— The problem —
Look for the string "title" and copy every line that has it.

— Materials provided —
--

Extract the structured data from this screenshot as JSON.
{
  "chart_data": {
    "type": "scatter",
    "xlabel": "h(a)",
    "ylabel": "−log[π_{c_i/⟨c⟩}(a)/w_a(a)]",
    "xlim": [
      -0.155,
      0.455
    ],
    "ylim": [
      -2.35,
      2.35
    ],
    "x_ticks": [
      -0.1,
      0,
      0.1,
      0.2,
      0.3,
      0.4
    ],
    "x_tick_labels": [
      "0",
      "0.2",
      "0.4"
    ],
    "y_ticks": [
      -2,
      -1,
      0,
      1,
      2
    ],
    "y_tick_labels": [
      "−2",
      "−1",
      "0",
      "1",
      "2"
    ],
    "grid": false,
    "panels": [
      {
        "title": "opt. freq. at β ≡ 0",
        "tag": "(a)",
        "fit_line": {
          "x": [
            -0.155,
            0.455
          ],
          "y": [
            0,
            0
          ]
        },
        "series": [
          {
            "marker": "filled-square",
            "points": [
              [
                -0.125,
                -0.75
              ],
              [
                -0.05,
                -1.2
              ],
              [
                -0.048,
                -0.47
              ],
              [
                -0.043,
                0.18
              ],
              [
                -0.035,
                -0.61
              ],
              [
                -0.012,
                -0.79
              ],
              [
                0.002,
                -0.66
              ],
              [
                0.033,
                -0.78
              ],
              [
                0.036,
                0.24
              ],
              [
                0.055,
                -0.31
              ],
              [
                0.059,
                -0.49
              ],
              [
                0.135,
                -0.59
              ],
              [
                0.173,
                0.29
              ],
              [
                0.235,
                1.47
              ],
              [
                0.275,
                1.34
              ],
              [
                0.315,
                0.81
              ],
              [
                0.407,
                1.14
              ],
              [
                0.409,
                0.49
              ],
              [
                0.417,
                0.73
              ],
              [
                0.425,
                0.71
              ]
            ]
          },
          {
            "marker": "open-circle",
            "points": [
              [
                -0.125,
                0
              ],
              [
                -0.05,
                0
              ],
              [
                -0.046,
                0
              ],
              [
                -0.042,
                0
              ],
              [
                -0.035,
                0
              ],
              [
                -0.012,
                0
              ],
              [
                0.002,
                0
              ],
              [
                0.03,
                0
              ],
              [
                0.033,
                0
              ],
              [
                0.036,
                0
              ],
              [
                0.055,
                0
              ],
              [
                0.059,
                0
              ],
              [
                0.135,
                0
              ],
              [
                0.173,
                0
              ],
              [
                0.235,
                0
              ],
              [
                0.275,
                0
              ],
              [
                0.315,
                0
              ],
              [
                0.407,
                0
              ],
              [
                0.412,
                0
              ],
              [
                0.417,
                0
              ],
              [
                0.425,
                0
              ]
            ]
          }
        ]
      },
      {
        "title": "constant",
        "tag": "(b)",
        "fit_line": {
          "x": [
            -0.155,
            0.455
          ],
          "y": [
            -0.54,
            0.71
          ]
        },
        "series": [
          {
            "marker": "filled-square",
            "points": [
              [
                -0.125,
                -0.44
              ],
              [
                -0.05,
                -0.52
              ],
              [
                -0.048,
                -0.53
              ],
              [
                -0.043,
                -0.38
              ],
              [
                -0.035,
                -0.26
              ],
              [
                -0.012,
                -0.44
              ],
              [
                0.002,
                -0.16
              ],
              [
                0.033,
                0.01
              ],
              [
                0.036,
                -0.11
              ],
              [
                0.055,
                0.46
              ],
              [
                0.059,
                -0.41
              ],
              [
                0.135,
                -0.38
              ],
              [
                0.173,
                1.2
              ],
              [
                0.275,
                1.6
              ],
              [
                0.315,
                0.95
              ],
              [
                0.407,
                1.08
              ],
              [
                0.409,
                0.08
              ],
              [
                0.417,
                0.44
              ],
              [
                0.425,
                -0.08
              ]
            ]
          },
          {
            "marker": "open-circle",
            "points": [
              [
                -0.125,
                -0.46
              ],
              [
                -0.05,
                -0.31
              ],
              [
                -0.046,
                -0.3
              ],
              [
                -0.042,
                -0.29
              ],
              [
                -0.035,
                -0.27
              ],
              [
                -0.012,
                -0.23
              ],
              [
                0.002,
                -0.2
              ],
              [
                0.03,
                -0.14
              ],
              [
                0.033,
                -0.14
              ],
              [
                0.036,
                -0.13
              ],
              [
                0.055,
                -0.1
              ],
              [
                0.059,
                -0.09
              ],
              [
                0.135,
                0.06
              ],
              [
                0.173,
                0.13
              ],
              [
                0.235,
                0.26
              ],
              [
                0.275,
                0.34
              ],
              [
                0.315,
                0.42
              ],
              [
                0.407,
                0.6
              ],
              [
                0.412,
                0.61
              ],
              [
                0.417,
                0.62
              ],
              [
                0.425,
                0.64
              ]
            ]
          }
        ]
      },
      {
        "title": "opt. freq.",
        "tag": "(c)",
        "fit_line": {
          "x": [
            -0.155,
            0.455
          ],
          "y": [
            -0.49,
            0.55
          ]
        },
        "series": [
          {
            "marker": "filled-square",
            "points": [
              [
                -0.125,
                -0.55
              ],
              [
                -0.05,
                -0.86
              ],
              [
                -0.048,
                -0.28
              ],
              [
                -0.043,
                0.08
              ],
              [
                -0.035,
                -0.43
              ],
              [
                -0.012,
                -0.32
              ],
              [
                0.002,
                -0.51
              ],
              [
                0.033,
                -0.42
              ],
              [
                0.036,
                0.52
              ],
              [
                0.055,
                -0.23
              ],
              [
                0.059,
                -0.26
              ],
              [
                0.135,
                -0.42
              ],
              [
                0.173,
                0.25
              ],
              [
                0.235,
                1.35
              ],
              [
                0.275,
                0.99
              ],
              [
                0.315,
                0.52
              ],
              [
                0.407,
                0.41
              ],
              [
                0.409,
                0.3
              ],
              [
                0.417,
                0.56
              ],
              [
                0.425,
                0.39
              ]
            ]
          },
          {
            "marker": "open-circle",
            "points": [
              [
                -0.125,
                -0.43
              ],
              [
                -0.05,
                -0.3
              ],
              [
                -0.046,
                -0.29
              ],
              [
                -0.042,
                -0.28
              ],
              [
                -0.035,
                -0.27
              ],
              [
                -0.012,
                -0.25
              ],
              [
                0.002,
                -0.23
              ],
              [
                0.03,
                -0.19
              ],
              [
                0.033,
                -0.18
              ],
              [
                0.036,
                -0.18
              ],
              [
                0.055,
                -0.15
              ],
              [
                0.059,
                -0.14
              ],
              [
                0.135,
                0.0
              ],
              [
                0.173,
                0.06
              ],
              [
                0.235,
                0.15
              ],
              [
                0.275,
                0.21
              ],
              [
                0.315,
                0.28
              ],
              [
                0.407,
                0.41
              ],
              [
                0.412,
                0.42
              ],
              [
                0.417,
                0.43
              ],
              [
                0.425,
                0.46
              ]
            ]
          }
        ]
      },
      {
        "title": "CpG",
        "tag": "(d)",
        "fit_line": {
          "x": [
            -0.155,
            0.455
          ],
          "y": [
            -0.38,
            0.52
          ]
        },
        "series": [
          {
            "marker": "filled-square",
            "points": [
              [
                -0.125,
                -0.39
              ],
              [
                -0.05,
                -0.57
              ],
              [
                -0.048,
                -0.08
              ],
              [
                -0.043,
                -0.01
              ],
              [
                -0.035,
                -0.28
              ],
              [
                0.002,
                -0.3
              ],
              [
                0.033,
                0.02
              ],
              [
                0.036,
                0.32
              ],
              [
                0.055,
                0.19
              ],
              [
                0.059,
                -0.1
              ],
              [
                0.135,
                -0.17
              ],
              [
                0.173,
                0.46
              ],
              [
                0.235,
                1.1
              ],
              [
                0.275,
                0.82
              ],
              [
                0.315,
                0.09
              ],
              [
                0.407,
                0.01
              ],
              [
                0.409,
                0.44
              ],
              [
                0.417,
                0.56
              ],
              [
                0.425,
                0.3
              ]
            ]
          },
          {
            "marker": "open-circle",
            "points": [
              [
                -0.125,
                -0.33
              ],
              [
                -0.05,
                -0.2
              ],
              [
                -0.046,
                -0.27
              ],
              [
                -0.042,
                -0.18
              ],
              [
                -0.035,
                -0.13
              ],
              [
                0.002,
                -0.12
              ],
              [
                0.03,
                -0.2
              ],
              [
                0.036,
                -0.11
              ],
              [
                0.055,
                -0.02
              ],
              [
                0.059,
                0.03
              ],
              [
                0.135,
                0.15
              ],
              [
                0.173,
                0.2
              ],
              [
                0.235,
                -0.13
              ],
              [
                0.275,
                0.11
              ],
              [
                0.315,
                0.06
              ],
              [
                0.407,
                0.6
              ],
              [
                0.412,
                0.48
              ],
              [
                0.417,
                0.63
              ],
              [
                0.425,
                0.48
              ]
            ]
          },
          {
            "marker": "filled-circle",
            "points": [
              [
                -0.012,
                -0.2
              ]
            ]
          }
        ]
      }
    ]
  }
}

--

— Final result —
        "title": "opt. freq. at β ≡ 0",
        "title": "constant",
        "title": "opt. freq.",
        "title": "CpG",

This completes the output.